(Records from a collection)
⟨
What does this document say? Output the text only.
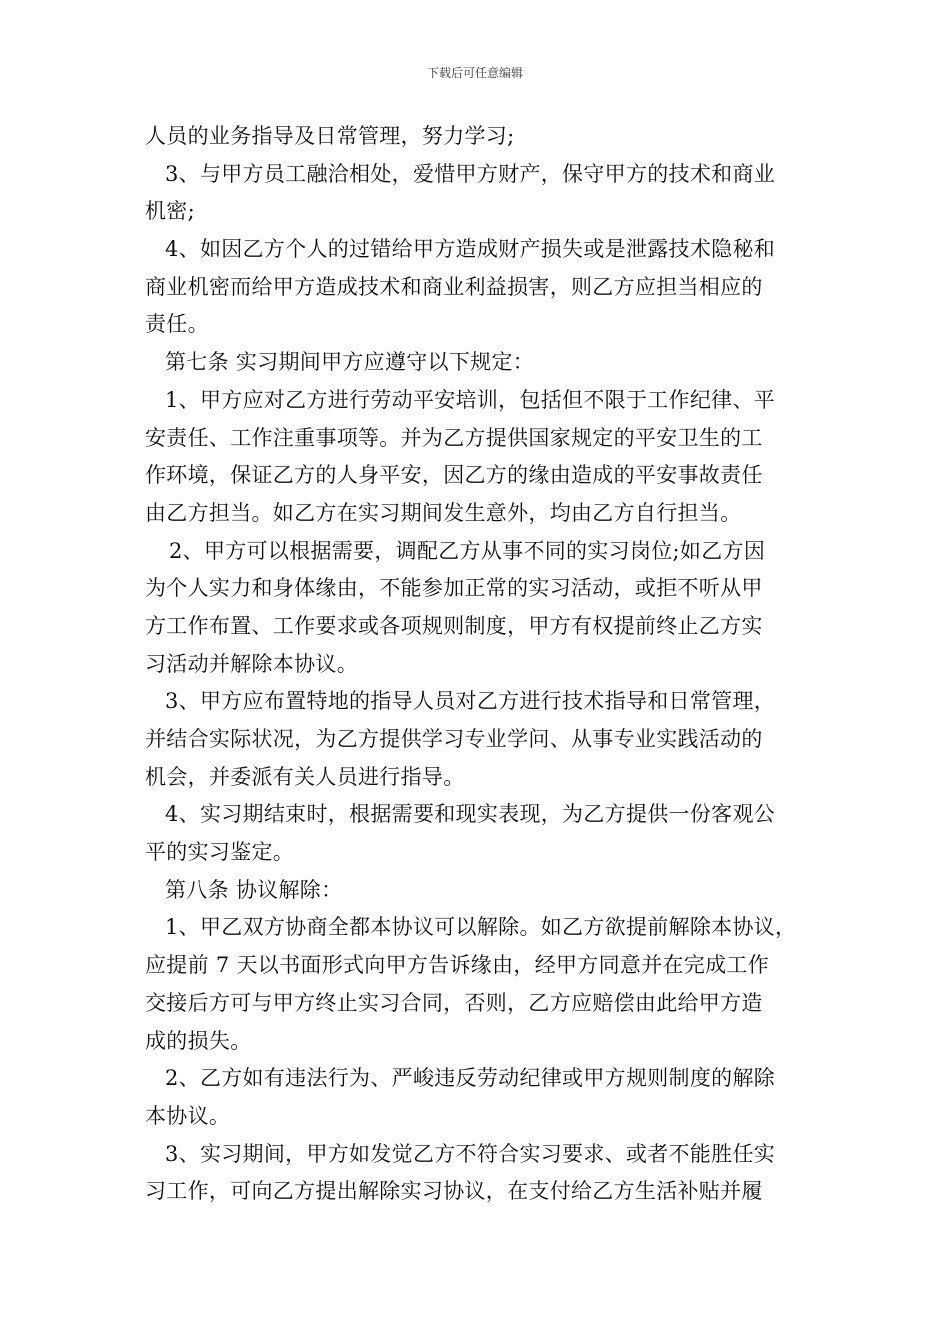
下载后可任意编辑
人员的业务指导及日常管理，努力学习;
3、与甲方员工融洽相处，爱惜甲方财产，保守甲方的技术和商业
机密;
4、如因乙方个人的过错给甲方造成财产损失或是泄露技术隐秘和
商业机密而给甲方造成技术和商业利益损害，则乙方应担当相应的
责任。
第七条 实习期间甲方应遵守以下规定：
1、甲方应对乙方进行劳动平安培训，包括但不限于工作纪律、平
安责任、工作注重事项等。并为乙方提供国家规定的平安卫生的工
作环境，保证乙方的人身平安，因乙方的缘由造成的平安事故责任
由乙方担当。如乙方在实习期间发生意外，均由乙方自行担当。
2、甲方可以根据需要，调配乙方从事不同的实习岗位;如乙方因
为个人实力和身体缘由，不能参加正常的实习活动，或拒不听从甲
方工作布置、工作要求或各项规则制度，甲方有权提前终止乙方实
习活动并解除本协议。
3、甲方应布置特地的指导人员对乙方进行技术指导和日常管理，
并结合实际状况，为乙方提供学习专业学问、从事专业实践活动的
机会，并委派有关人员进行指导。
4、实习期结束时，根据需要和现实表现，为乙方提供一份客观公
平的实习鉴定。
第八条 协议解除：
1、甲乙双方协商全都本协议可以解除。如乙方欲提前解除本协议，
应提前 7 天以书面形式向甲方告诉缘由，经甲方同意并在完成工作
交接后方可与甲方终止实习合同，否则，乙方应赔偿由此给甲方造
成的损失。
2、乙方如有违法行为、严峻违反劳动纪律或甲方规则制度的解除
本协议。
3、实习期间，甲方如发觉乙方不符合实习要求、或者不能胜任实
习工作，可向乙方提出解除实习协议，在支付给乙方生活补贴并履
⟩
⟨
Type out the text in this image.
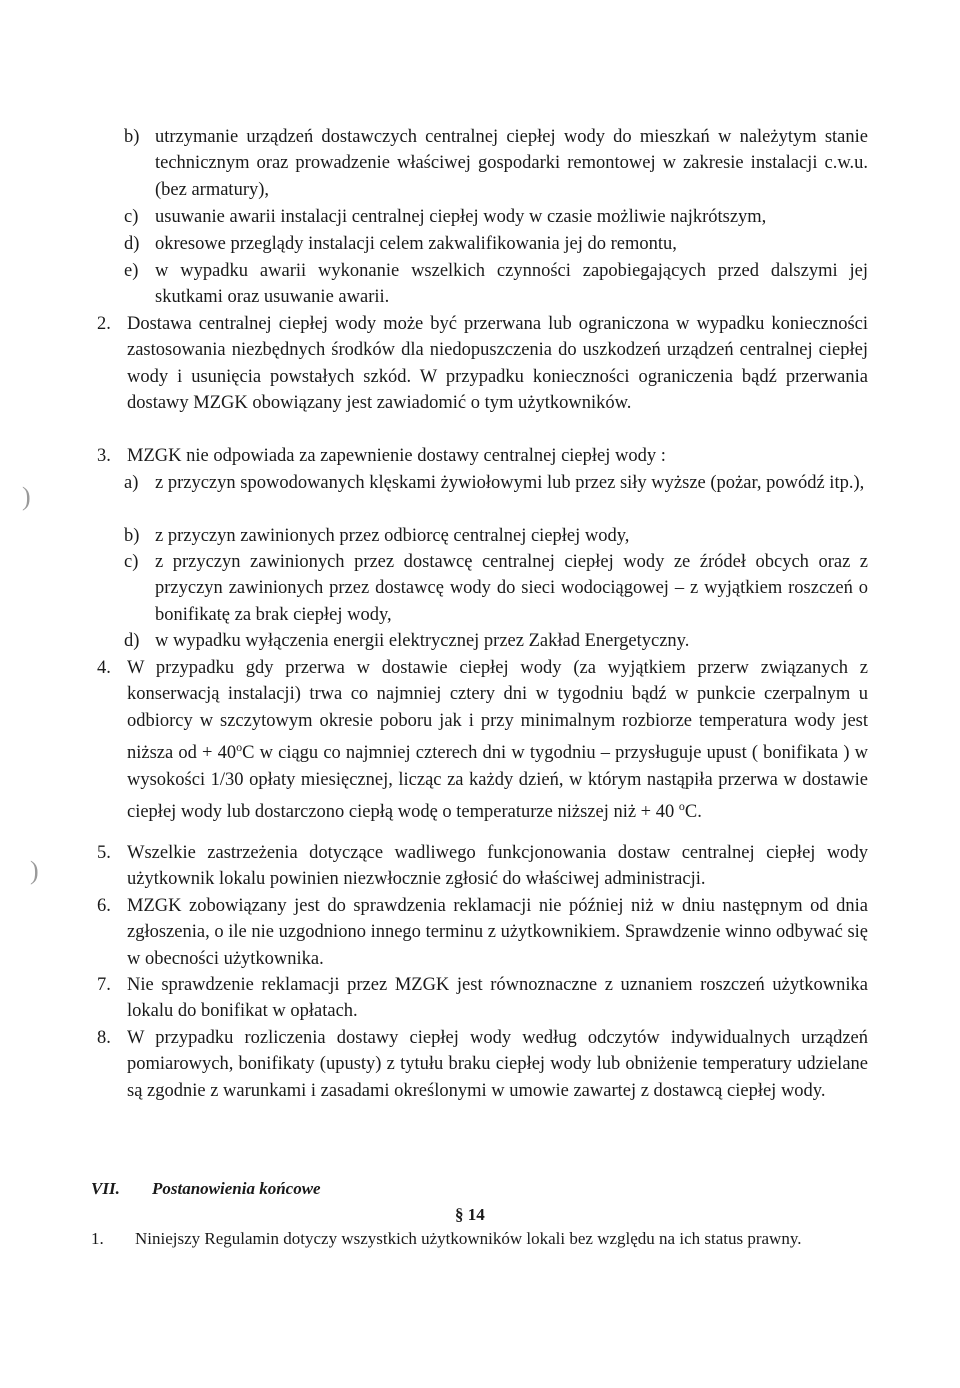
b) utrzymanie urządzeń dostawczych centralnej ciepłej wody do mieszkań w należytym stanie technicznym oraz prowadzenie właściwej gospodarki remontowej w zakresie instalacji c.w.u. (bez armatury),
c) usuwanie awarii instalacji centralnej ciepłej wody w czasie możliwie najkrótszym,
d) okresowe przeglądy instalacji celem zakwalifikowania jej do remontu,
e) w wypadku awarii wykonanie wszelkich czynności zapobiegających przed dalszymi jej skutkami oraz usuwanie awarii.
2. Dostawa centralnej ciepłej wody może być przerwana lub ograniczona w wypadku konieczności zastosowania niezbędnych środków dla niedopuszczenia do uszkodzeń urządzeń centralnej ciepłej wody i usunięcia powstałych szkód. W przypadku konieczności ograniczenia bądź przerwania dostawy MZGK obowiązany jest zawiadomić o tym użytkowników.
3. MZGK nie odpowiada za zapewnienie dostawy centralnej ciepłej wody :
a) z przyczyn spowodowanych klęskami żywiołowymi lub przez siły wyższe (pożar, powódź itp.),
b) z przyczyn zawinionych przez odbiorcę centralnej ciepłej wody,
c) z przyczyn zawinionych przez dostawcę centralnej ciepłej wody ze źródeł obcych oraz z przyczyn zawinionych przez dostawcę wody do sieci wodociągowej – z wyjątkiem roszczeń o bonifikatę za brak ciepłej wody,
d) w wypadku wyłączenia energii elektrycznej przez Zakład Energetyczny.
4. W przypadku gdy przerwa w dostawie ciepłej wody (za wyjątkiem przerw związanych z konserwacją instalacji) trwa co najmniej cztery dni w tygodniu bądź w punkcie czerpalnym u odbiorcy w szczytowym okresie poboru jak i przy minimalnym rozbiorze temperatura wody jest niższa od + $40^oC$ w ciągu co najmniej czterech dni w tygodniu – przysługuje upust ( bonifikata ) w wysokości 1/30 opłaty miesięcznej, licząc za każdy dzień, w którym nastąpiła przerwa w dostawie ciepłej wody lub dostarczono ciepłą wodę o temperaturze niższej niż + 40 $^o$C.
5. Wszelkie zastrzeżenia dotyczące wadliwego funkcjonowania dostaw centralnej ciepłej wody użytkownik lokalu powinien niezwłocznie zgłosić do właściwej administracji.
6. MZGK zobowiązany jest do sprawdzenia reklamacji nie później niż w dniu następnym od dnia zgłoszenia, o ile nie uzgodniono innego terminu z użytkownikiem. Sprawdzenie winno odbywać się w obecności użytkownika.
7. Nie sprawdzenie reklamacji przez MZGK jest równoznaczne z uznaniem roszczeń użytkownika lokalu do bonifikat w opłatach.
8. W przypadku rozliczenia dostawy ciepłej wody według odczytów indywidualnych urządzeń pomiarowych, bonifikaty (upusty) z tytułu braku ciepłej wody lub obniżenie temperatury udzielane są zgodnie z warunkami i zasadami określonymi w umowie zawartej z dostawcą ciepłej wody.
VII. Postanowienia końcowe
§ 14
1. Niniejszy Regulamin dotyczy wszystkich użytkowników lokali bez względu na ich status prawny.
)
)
⟩
Pull every line containing the word "przez" out of the material.

The completed task:
a) z przyczyn spowodowanych klęskami żywiołowymi lub przez siły wyższe (pożar, powódź itp.),
b) z przyczyn zawinionych przez odbiorcę centralnej ciepłej wody,
c) z przyczyn zawinionych przez dostawcę centralnej ciepłej wody ze źródeł obcych oraz z przyczyn zawinionych przez dostawcę wody do sieci wodociągowej – z wyjątkiem roszczeń o bonifikatę za brak ciepłej wody,
d) w wypadku wyłączenia energii elektrycznej przez Zakład Energetyczny.
7. Nie sprawdzenie reklamacji przez MZGK jest równoznaczne z uznaniem roszczeń użytkownika lokalu do bonifikat w opłatach.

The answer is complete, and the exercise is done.